▶ [Problem to solve] Pick out each line below containing "সনদপত".

▶ [Stored records]
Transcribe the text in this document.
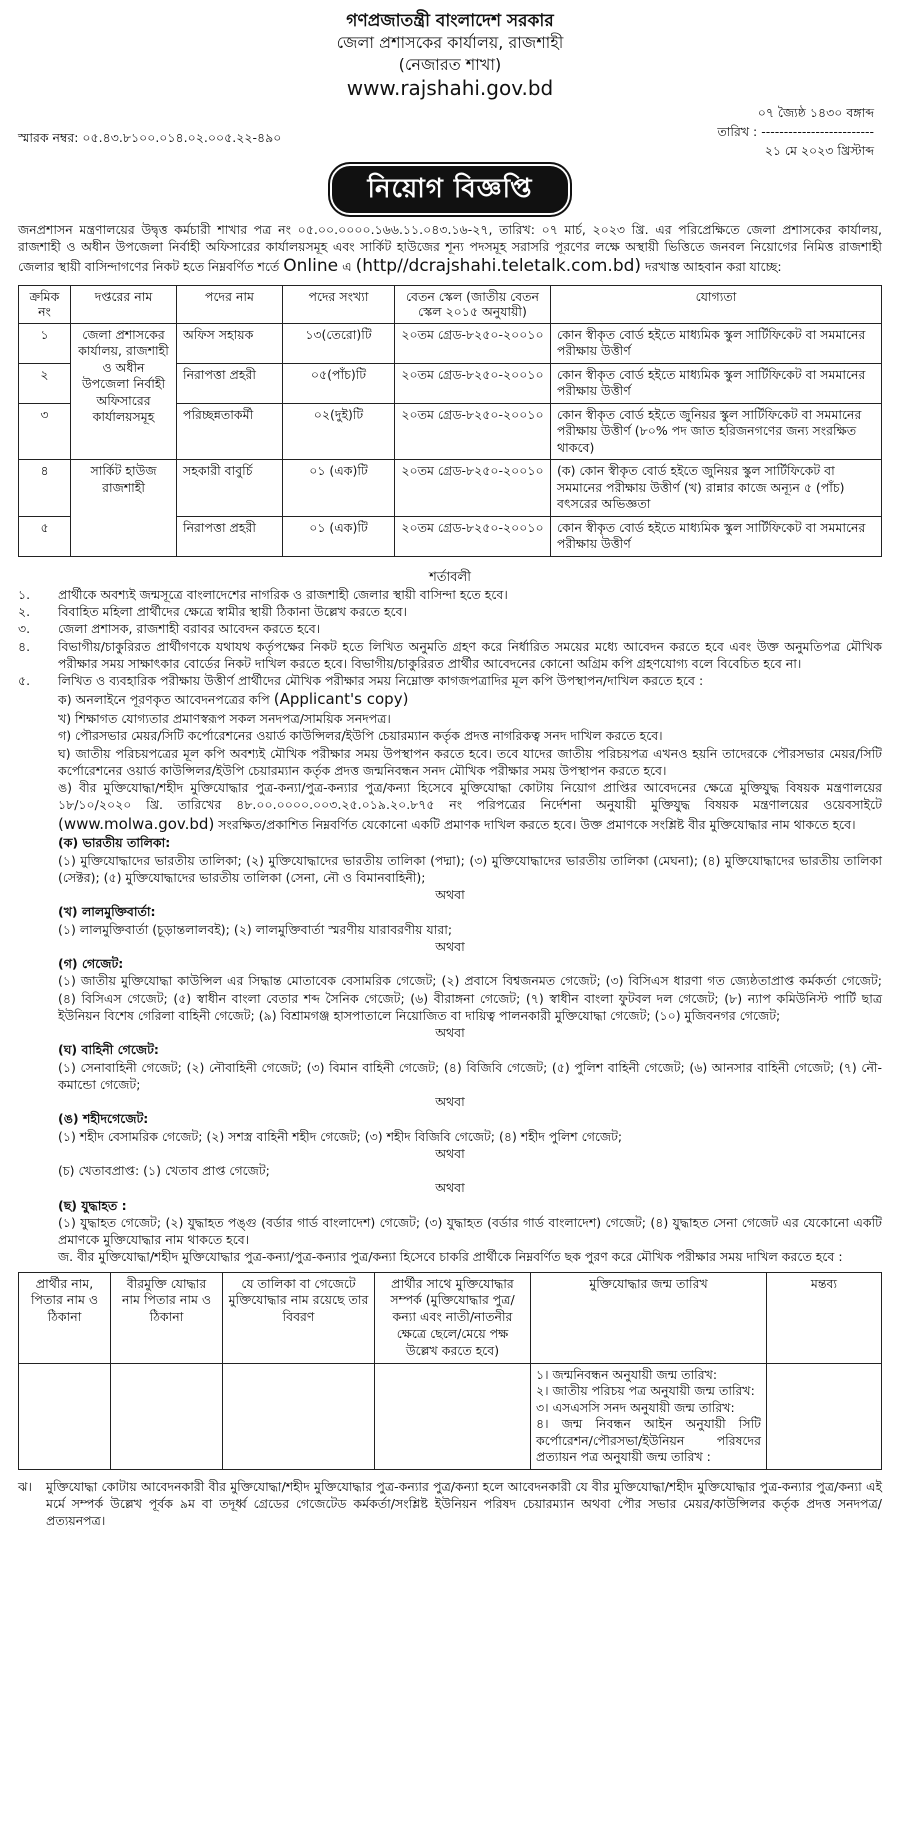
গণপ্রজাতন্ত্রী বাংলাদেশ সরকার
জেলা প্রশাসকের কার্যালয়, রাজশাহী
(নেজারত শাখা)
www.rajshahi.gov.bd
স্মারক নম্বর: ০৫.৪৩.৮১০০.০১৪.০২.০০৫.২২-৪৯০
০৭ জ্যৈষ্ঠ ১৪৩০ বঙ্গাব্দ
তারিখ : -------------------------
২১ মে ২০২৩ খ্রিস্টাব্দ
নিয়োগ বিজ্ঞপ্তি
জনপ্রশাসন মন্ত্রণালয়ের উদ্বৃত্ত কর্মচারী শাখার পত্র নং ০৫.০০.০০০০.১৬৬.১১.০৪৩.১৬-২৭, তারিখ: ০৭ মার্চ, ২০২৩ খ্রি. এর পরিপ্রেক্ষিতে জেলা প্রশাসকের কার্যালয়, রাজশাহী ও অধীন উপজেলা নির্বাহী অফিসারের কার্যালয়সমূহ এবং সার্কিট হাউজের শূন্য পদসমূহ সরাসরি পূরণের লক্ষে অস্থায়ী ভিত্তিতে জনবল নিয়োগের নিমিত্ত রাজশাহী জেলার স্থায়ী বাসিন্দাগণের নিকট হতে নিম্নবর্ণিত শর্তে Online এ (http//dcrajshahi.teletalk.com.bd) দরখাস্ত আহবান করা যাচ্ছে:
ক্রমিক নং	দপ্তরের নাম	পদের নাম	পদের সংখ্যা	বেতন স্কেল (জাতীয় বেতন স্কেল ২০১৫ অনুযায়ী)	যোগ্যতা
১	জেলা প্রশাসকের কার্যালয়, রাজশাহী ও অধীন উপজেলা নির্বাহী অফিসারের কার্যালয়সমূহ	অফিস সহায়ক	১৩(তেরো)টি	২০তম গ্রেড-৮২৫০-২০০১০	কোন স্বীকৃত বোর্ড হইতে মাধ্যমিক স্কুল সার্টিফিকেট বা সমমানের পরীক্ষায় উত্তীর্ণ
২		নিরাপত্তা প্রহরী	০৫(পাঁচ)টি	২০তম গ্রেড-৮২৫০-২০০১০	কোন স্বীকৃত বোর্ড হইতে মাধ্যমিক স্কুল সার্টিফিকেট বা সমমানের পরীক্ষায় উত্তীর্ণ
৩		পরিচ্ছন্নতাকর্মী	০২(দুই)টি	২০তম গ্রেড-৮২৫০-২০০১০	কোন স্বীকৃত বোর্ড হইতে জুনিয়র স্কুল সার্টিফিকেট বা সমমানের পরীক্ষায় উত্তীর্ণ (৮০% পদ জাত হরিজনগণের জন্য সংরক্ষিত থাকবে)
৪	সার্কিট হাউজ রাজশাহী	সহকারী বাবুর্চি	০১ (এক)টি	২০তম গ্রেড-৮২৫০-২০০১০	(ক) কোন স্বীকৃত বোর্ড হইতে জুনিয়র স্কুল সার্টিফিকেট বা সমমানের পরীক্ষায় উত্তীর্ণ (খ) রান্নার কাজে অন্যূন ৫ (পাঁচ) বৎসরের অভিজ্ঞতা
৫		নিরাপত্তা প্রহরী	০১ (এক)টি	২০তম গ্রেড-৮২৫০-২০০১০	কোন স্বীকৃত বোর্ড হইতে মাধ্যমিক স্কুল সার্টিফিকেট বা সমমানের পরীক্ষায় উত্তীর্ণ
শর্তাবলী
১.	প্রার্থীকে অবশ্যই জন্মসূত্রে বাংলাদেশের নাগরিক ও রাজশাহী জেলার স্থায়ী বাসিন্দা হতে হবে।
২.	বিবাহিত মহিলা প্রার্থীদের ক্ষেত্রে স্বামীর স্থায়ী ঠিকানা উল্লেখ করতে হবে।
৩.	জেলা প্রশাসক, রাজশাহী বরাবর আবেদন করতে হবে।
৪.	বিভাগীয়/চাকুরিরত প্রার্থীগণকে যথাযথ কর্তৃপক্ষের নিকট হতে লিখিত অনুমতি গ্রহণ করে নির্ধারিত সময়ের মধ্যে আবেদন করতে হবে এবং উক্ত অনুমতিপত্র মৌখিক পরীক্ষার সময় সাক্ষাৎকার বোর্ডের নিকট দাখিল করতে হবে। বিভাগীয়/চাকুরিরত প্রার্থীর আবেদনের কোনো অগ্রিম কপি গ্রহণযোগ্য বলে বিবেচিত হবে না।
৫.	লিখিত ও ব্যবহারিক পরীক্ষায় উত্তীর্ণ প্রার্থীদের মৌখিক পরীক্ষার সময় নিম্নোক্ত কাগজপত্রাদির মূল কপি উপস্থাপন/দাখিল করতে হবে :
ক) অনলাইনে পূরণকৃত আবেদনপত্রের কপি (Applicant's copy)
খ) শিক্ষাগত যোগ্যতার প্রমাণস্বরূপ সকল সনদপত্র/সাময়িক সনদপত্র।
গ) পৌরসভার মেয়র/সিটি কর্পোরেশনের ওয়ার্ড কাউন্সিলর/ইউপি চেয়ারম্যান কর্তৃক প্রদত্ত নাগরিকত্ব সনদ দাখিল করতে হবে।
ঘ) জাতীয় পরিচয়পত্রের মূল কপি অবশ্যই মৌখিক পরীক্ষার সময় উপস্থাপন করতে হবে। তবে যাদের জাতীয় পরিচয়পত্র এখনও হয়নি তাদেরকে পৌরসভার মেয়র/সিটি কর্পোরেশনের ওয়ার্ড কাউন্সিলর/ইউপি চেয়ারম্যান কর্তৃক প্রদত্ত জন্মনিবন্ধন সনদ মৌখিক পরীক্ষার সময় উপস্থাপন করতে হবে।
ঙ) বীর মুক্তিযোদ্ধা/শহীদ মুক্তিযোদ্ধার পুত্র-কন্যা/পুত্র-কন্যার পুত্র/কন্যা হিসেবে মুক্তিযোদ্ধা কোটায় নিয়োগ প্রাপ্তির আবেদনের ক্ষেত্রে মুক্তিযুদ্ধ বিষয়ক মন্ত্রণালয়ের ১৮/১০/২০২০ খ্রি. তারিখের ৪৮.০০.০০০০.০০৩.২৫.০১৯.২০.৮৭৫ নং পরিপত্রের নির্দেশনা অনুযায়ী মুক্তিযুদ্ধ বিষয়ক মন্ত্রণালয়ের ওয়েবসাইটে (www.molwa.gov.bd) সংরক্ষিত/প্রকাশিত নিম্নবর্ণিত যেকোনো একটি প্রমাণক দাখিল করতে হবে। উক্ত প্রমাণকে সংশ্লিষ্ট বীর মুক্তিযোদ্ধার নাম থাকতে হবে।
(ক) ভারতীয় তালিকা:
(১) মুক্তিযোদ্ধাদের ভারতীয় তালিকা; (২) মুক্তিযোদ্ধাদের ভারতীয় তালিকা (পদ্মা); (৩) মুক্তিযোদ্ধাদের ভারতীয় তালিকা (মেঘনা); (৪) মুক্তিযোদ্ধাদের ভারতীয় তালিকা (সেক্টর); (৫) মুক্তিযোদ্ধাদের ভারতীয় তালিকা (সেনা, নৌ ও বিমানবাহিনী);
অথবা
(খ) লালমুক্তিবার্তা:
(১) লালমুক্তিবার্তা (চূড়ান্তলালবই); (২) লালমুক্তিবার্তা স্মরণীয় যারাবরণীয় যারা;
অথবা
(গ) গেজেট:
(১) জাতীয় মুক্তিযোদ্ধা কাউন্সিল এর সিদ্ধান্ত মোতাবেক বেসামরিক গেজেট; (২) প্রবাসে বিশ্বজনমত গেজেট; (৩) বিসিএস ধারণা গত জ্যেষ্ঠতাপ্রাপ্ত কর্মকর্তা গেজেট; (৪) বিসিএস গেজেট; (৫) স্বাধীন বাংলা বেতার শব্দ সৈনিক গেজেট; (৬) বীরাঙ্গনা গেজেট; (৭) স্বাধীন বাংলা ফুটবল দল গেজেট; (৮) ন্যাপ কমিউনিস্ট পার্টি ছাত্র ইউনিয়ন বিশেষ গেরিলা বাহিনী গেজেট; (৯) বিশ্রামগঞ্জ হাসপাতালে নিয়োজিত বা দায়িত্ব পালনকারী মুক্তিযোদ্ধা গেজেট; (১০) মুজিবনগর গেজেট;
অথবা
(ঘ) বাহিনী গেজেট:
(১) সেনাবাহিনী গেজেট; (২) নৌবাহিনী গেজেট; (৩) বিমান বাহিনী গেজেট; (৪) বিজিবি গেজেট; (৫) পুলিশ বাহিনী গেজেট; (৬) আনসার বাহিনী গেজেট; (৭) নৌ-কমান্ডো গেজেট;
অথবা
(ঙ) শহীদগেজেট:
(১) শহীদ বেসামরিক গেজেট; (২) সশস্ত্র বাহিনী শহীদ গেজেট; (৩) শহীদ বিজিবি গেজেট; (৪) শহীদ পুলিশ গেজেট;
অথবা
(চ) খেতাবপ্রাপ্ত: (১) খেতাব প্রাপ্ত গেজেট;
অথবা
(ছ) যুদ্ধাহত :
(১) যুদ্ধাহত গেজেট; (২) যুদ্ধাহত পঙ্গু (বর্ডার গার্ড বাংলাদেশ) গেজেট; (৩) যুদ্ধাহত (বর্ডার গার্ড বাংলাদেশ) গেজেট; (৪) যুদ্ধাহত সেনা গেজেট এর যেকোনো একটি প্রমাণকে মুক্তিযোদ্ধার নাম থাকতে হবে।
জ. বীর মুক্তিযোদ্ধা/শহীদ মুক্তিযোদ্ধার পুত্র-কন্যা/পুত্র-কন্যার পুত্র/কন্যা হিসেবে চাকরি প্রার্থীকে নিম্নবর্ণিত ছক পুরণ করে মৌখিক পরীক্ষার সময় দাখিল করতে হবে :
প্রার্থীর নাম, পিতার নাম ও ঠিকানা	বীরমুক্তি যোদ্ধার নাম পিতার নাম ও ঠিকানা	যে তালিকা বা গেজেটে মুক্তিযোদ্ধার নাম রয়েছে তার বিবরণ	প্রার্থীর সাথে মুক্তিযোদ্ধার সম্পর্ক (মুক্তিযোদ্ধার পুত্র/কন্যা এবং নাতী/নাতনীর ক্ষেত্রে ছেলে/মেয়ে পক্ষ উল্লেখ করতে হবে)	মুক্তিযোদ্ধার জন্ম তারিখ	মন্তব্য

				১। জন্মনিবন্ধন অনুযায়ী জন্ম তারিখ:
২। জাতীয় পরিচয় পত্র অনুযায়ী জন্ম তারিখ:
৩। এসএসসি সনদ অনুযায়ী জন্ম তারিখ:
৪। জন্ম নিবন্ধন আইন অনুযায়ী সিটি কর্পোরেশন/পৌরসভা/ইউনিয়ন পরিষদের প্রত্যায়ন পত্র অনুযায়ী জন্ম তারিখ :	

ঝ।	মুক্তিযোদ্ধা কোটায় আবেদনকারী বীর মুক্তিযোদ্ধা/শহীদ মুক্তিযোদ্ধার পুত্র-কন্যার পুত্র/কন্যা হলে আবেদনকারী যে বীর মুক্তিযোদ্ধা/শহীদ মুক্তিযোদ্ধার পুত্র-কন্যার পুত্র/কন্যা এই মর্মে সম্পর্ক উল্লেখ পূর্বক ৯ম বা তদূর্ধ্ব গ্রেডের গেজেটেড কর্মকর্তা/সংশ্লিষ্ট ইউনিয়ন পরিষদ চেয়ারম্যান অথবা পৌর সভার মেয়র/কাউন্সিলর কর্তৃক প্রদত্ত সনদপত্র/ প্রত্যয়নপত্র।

▶ [Answer to this exercise]
খ) শিক্ষাগত যোগ্যতার প্রমাণস্বরূপ সকল সনদপত্র/সাময়িক সনদপত্র।
ঝ।	মুক্তিযোদ্ধা কোটায় আবেদনকারী বীর মুক্তিযোদ্ধা/শহীদ মুক্তিযোদ্ধার পুত্র-কন্যার পুত্র/কন্যা হলে আবেদনকারী যে বীর মুক্তিযোদ্ধা/শহীদ মুক্তিযোদ্ধার পুত্র-কন্যার পুত্র/কন্যা এই মর্মে সম্পর্ক উল্লেখ পূর্বক ৯ম বা তদূর্ধ্ব গ্রেডের গেজেটেড কর্মকর্তা/সংশ্লিষ্ট ইউনিয়ন পরিষদ চেয়ারম্যান অথবা পৌর সভার মেয়র/কাউন্সিলর কর্তৃক প্রদত্ত সনদপত্র/ প্রত্যয়নপত্র।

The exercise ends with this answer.